— BEGIN EXERCISE DATA —

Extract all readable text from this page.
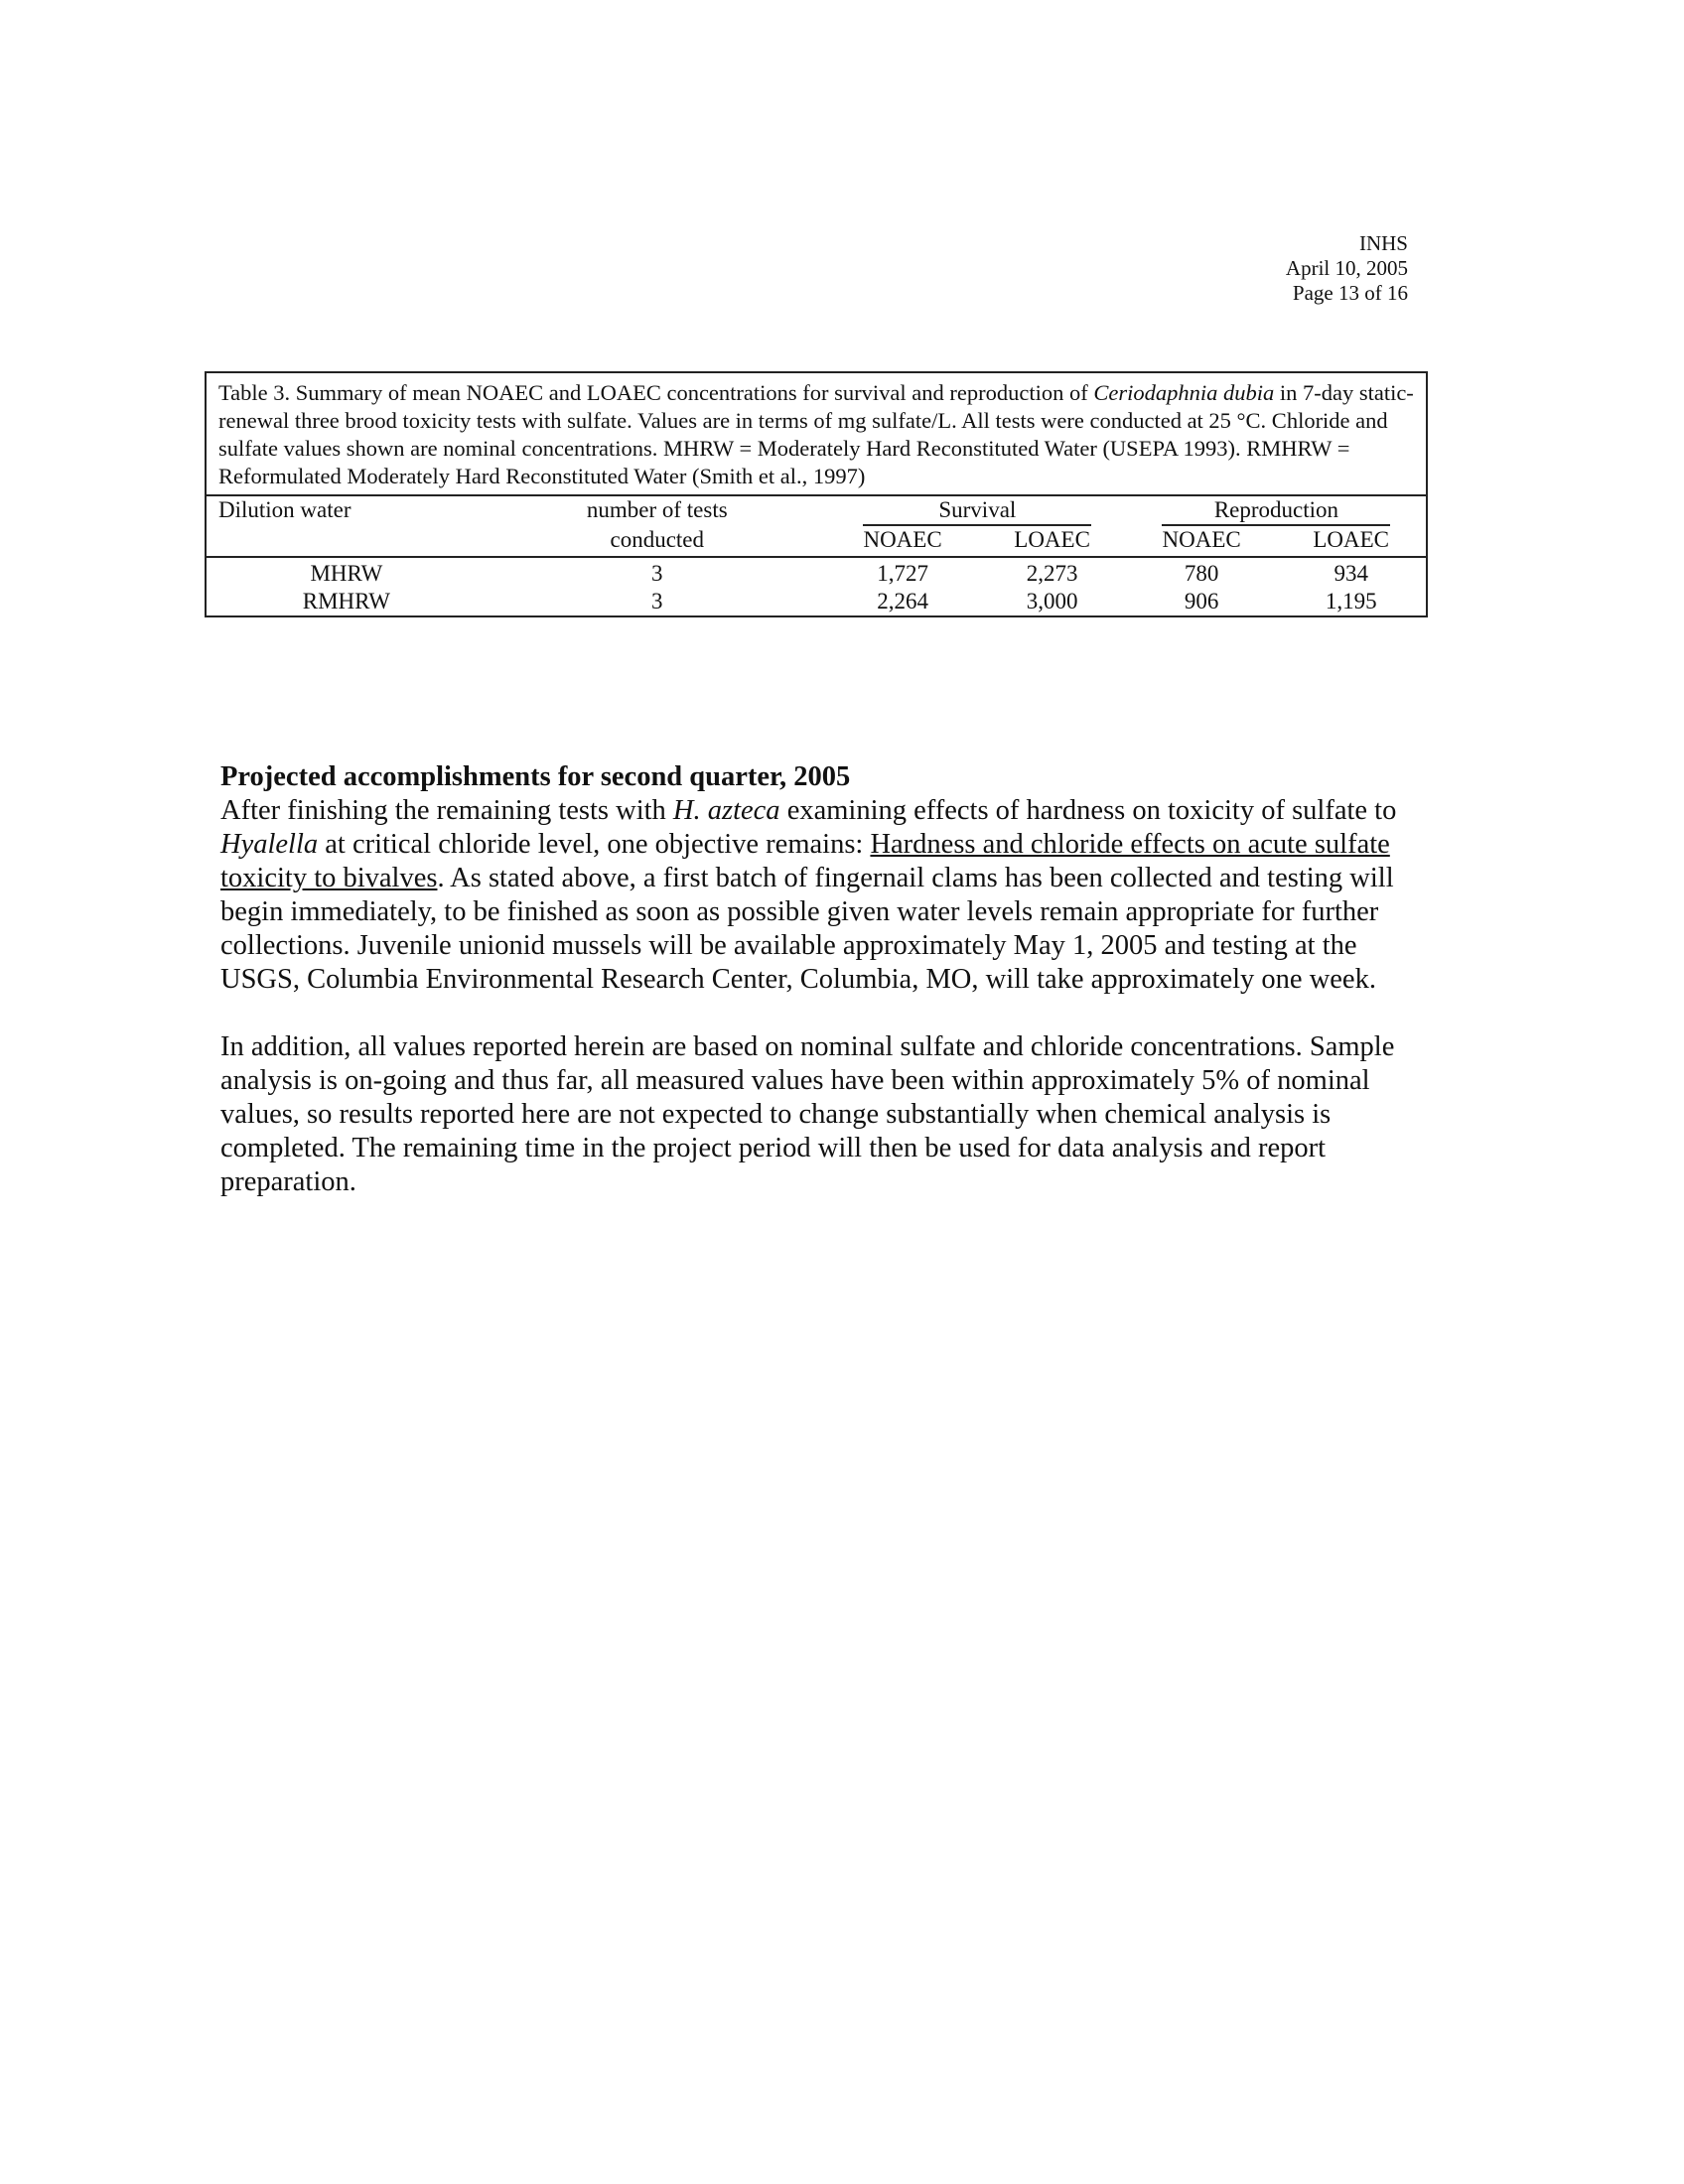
INHS
April 10, 2005
Page 13 of 16
Table 3. Summary of mean NOAEC and LOAEC concentrations for survival and reproduction of Ceriodaphnia dubia in 7-day static-renewal three brood toxicity tests with sulfate. Values are in terms of mg sulfate/L. All tests were conducted at 25 °C. Chloride and sulfate values shown are nominal concentrations. MHRW = Moderately Hard Reconstituted Water (USEPA 1993). RMHRW = Reformulated Moderately Hard Reconstituted Water (Smith et al., 1997)
Dilution water	number of tests	Survival		Reproduction	
	conducted	NOAEC	LOAEC	NOAEC	LOAEC
MHRW	3	1,727	2,273	780	934
RMHRW	3	2,264	3,000	906	1,195

Projected accomplishments for second quarter, 2005

After finishing the remaining tests with H. azteca examining effects of hardness on toxicity of sulfate to Hyalella at critical chloride level, one objective remains: Hardness and chloride effects on acute sulfate toxicity to bivalves. As stated above, a first batch of fingernail clams has been collected and testing will begin immediately, to be finished as soon as possible given water levels remain appropriate for further collections. Juvenile unionid mussels will be available approximately May 1, 2005 and testing at the USGS, Columbia Environmental Research Center, Columbia, MO, will take approximately one week.

In addition, all values reported herein are based on nominal sulfate and chloride concentrations. Sample analysis is on-going and thus far, all measured values have been within approximately 5% of nominal values, so results reported here are not expected to change substantially when chemical analysis is completed. The remaining time in the project period will then be used for data analysis and report preparation.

— END EXERCISE DATA —

(JOB)
Scan the listing above and identify each line holding the string "concentrations"; copy every such line.

(ANSWER BELOW)
Table 3. Summary of mean NOAEC and LOAEC concentrations for survival and reproduction of Ceriodaphnia dubia in 7-day static-renewal three brood toxicity tests with sulfate. Values are in terms of mg sulfate/L. All tests were conducted at 25 °C. Chloride and sulfate values shown are nominal concentrations. MHRW = Moderately Hard Reconstituted Water (USEPA 1993). RMHRW = Reformulated Moderately Hard Reconstituted Water (Smith et al., 1997)
In addition, all values reported herein are based on nominal sulfate and chloride concentrations. Sample analysis is on-going and thus far, all measured values have been within approximately 5% of nominal values, so results reported here are not expected to change substantially when chemical analysis is completed. The remaining time in the project period will then be used for data analysis and report preparation.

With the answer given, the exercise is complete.